* _Written task_
Tally the lines with the word "tacc" and report the number alone.

[Source records]
__________
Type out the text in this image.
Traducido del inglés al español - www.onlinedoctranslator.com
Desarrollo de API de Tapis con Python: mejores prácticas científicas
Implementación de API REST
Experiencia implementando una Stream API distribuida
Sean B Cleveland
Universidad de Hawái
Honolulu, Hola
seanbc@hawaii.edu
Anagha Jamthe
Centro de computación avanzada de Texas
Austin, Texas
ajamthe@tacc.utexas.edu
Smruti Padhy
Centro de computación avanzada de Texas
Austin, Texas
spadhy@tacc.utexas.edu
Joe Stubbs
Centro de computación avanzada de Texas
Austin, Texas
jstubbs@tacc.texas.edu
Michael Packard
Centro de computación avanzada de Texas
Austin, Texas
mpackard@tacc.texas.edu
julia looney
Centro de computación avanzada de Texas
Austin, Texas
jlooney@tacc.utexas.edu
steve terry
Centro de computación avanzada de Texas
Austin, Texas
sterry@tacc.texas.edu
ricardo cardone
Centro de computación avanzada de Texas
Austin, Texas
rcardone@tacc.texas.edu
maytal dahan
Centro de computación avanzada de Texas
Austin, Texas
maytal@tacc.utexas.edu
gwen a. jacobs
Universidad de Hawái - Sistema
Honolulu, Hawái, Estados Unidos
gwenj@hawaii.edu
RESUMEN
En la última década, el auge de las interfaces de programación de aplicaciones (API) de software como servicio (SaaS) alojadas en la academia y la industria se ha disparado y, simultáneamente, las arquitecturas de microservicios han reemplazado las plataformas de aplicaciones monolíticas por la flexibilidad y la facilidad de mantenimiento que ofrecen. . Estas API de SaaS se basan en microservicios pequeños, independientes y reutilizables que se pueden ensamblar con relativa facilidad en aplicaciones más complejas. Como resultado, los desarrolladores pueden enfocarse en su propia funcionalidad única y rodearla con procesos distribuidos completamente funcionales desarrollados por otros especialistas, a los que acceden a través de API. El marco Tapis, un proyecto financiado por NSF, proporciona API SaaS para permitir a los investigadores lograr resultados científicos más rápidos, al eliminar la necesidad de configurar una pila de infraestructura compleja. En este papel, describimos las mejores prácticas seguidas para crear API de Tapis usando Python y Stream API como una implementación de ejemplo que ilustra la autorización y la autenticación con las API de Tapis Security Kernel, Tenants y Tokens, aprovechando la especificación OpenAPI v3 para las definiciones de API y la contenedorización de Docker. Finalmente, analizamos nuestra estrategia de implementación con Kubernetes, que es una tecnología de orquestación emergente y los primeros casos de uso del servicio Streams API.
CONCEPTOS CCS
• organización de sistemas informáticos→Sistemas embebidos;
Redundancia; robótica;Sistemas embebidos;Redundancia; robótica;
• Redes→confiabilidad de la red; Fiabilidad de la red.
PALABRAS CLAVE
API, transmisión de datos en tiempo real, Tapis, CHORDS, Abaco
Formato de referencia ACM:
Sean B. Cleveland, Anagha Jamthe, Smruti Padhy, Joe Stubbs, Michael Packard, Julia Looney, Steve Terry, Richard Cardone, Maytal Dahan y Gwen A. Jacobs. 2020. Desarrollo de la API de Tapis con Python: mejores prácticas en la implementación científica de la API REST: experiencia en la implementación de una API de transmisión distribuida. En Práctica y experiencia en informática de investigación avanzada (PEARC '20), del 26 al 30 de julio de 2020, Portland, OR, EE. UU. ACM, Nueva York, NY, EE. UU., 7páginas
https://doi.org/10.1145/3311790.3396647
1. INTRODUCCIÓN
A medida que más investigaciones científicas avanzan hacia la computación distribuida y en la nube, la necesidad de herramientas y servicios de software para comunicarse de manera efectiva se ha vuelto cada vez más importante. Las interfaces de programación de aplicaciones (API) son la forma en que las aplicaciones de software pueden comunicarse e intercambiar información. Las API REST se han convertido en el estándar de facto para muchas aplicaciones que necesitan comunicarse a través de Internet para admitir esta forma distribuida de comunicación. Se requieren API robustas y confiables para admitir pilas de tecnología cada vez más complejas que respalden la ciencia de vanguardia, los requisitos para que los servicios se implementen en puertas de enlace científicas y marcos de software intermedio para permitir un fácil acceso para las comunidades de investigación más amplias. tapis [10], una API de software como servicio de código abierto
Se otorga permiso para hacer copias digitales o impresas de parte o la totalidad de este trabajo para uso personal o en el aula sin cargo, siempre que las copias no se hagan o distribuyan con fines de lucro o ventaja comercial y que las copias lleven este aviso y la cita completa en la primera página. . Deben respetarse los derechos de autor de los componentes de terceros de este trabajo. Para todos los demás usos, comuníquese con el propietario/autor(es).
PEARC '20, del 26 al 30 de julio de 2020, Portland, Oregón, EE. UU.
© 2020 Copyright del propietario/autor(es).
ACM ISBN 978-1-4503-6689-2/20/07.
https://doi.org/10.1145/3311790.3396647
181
__________
* _Response to the exercise_
8